* _Problem requirements_
Reproduce the listing that follows with no differences at all.
-- start Supplied material --
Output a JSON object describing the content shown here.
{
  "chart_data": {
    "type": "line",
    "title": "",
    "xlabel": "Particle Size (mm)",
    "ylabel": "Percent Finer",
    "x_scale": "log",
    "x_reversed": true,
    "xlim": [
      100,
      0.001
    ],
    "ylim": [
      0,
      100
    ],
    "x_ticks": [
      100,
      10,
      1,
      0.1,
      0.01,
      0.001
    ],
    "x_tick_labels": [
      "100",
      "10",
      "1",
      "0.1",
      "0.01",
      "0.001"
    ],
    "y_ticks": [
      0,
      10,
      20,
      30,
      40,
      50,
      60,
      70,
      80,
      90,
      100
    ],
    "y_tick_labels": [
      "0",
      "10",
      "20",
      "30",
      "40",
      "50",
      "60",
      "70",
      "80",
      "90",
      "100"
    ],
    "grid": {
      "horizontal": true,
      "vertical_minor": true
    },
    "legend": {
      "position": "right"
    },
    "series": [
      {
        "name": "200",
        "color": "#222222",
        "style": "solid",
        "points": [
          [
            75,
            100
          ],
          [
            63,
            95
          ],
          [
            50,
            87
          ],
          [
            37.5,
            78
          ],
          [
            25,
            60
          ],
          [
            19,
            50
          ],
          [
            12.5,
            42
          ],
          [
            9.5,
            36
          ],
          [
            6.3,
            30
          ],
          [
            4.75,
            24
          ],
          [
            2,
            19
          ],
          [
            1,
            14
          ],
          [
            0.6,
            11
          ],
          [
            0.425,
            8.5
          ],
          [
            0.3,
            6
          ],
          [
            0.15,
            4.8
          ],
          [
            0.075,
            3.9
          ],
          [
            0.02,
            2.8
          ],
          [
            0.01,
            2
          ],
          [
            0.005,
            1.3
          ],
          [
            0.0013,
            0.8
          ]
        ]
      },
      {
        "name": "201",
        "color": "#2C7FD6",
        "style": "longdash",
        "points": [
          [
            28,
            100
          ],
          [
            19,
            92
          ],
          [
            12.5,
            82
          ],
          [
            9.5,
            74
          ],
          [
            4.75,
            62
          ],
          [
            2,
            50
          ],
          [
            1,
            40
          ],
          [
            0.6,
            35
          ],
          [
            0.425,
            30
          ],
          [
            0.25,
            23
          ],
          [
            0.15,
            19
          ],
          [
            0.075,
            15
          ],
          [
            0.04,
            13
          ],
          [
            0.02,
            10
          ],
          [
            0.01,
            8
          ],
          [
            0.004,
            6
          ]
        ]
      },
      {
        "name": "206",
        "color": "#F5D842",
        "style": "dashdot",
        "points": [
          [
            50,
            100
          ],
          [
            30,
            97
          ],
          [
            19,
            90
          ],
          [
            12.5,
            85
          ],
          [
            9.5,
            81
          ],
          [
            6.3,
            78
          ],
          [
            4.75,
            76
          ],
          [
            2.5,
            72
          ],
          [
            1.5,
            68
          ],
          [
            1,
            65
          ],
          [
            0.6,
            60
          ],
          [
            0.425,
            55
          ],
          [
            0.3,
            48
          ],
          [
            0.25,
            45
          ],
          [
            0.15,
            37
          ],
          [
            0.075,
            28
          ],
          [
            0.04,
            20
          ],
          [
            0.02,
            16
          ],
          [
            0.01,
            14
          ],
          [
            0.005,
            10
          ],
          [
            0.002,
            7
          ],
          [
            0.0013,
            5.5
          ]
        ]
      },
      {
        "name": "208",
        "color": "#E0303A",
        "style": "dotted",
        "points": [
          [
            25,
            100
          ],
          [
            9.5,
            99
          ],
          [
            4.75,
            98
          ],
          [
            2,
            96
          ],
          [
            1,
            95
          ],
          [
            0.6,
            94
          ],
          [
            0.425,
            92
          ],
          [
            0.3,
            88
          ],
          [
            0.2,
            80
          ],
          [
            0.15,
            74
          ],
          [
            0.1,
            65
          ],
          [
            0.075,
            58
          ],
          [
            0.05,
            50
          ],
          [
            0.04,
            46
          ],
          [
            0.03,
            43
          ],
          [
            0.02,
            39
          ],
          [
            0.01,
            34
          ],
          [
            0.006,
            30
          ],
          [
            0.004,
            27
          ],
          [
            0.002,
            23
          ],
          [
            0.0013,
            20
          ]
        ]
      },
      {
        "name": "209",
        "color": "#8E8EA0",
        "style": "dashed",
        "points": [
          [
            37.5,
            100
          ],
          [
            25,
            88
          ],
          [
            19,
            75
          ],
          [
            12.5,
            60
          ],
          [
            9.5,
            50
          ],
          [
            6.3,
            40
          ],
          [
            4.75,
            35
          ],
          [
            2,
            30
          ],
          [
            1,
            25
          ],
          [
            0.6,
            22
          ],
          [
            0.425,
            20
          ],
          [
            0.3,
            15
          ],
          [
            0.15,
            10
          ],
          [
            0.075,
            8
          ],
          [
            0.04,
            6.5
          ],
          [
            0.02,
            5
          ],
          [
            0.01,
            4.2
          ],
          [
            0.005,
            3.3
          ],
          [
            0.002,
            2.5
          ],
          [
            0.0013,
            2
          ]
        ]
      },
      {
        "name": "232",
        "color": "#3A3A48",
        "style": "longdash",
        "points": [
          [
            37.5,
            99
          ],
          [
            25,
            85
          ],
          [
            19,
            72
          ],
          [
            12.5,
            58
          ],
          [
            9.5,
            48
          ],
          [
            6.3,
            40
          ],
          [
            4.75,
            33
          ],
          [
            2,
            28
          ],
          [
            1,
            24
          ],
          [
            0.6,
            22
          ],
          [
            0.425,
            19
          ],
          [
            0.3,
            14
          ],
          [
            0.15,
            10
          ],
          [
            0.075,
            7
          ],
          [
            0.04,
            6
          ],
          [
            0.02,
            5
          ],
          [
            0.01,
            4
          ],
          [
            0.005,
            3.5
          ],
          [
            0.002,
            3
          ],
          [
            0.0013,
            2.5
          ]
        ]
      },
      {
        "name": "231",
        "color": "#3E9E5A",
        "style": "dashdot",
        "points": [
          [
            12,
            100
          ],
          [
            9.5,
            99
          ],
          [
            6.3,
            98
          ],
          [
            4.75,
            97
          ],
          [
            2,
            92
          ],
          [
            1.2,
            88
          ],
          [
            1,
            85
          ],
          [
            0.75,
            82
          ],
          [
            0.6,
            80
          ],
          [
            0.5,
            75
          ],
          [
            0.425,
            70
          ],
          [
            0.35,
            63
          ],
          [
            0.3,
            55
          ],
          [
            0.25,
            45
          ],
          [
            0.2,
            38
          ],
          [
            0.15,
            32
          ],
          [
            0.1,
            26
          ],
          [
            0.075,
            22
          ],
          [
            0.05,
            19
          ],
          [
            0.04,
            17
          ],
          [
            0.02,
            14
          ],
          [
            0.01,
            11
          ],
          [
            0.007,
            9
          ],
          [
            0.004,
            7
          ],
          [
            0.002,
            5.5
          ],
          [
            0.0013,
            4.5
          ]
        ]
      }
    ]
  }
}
-- end Supplied material --
* _Task answer_
Output a JSON object describing the content shown here.
{
  "chart_data": {
    "type": "line",
    "title": "",
    "xlabel": "Particle Size (mm)",
    "ylabel": "Percent Finer",
    "x_scale": "log",
    "x_reversed": true,
    "xlim": [
      100,
      0.001
    ],
    "ylim": [
      0,
      100
    ],
    "x_ticks": [
      100,
      10,
      1,
      0.1,
      0.01,
      0.001
    ],
    "x_tick_labels": [
      "100",
      "10",
      "1",
      "0.1",
      "0.01",
      "0.001"
    ],
    "y_ticks": [
      0,
      10,
      20,
      30,
      40,
      50,
      60,
      70,
      80,
      90,
      100
    ],
    "y_tick_labels": [
      "0",
      "10",
      "20",
      "30",
      "40",
      "50",
      "60",
      "70",
      "80",
      "90",
      "100"
    ],
    "grid": {
      "horizontal": true,
      "vertical_minor": true
    },
    "legend": {
      "position": "right"
    },
    "series": [
      {
        "name": "200",
        "color": "#222222",
        "style": "solid",
        "points": [
          [
            75,
            100
          ],
          [
            63,
            95
          ],
          [
            50,
            87
          ],
          [
            37.5,
            78
          ],
          [
            25,
            60
          ],
          [
            19,
            50
          ],
          [
            12.5,
            42
          ],
          [
            9.5,
            36
          ],
          [
            6.3,
            30
          ],
          [
            4.75,
            24
          ],
          [
            2,
            19
          ],
          [
            1,
            14
          ],
          [
            0.6,
            11
          ],
          [
            0.425,
            8.5
          ],
          [
            0.3,
            6
          ],
          [
            0.15,
            4.8
          ],
          [
            0.075,
            3.9
          ],
          [
            0.02,
            2.8
          ],
          [
            0.01,
            2
          ],
          [
            0.005,
            1.3
          ],
          [
            0.0013,
            0.8
          ]
        ]
      },
      {
        "name": "201",
        "color": "#2C7FD6",
        "style": "longdash",
        "points": [
          [
            28,
            100
          ],
          [
            19,
            92
          ],
          [
            12.5,
            82
          ],
          [
            9.5,
            74
          ],
          [
            4.75,
            62
          ],
          [
            2,
            50
          ],
          [
            1,
            40
          ],
          [
            0.6,
            35
          ],
          [
            0.425,
            30
          ],
          [
            0.25,
            23
          ],
          [
            0.15,
            19
          ],
          [
            0.075,
            15
          ],
          [
            0.04,
            13
          ],
          [
            0.02,
            10
          ],
          [
            0.01,
            8
          ],
          [
            0.004,
            6
          ]
        ]
      },
      {
        "name": "206",
        "color": "#F5D842",
        "style": "dashdot",
        "points": [
          [
            50,
            100
          ],
          [
            30,
            97
          ],
          [
            19,
            90
          ],
          [
            12.5,
            85
          ],
          [
            9.5,
            81
          ],
          [
            6.3,
            78
          ],
          [
            4.75,
            76
          ],
          [
            2.5,
            72
          ],
          [
            1.5,
            68
          ],
          [
            1,
            65
          ],
          [
            0.6,
            60
          ],
          [
            0.425,
            55
          ],
          [
            0.3,
            48
          ],
          [
            0.25,
            45
          ],
          [
            0.15,
            37
          ],
          [
            0.075,
            28
          ],
          [
            0.04,
            20
          ],
          [
            0.02,
            16
          ],
          [
            0.01,
            14
          ],
          [
            0.005,
            10
          ],
          [
            0.002,
            7
          ],
          [
            0.0013,
            5.5
          ]
        ]
      },
      {
        "name": "208",
        "color": "#E0303A",
        "style": "dotted",
        "points": [
          [
            25,
            100
          ],
          [
            9.5,
            99
          ],
          [
            4.75,
            98
          ],
          [
            2,
            96
          ],
          [
            1,
            95
          ],
          [
            0.6,
            94
          ],
          [
            0.425,
            92
          ],
          [
            0.3,
            88
          ],
          [
            0.2,
            80
          ],
          [
            0.15,
            74
          ],
          [
            0.1,
            65
          ],
          [
            0.075,
            58
          ],
          [
            0.05,
            50
          ],
          [
            0.04,
            46
          ],
          [
            0.03,
            43
          ],
          [
            0.02,
            39
          ],
          [
            0.01,
            34
          ],
          [
            0.006,
            30
          ],
          [
            0.004,
            27
          ],
          [
            0.002,
            23
          ],
          [
            0.0013,
            20
          ]
        ]
      },
      {
        "name": "209",
        "color": "#8E8EA0",
        "style": "dashed",
        "points": [
          [
            37.5,
            100
          ],
          [
            25,
            88
          ],
          [
            19,
            75
          ],
          [
            12.5,
            60
          ],
          [
            9.5,
            50
          ],
          [
            6.3,
            40
          ],
          [
            4.75,
            35
          ],
          [
            2,
            30
          ],
          [
            1,
            25
          ],
          [
            0.6,
            22
          ],
          [
            0.425,
            20
          ],
          [
            0.3,
            15
          ],
          [
            0.15,
            10
          ],
          [
            0.075,
            8
          ],
          [
            0.04,
            6.5
          ],
          [
            0.02,
            5
          ],
          [
            0.01,
            4.2
          ],
          [
            0.005,
            3.3
          ],
          [
            0.002,
            2.5
          ],
          [
            0.0013,
            2
          ]
        ]
      },
      {
        "name": "232",
        "color": "#3A3A48",
        "style": "longdash",
        "points": [
          [
            37.5,
            99
          ],
          [
            25,
            85
          ],
          [
            19,
            72
          ],
          [
            12.5,
            58
          ],
          [
            9.5,
            48
          ],
          [
            6.3,
            40
          ],
          [
            4.75,
            33
          ],
          [
            2,
            28
          ],
          [
            1,
            24
          ],
          [
            0.6,
            22
          ],
          [
            0.425,
            19
          ],
          [
            0.3,
            14
          ],
          [
            0.15,
            10
          ],
          [
            0.075,
            7
          ],
          [
            0.04,
            6
          ],
          [
            0.02,
            5
          ],
          [
            0.01,
            4
          ],
          [
            0.005,
            3.5
          ],
          [
            0.002,
            3
          ],
          [
            0.0013,
            2.5
          ]
        ]
      },
      {
        "name": "231",
        "color": "#3E9E5A",
        "style": "dashdot",
        "points": [
          [
            12,
            100
          ],
          [
            9.5,
            99
          ],
          [
            6.3,
            98
          ],
          [
            4.75,
            97
          ],
          [
            2,
            92
          ],
          [
            1.2,
            88
          ],
          [
            1,
            85
          ],
          [
            0.75,
            82
          ],
          [
            0.6,
            80
          ],
          [
            0.5,
            75
          ],
          [
            0.425,
            70
          ],
          [
            0.35,
            63
          ],
          [
            0.3,
            55
          ],
          [
            0.25,
            45
          ],
          [
            0.2,
            38
          ],
          [
            0.15,
            32
          ],
          [
            0.1,
            26
          ],
          [
            0.075,
            22
          ],
          [
            0.05,
            19
          ],
          [
            0.04,
            17
          ],
          [
            0.02,
            14
          ],
          [
            0.01,
            11
          ],
          [
            0.007,
            9
          ],
          [
            0.004,
            7
          ],
          [
            0.002,
            5.5
          ],
          [
            0.0013,
            4.5
          ]
        ]
      }
    ]
  }
}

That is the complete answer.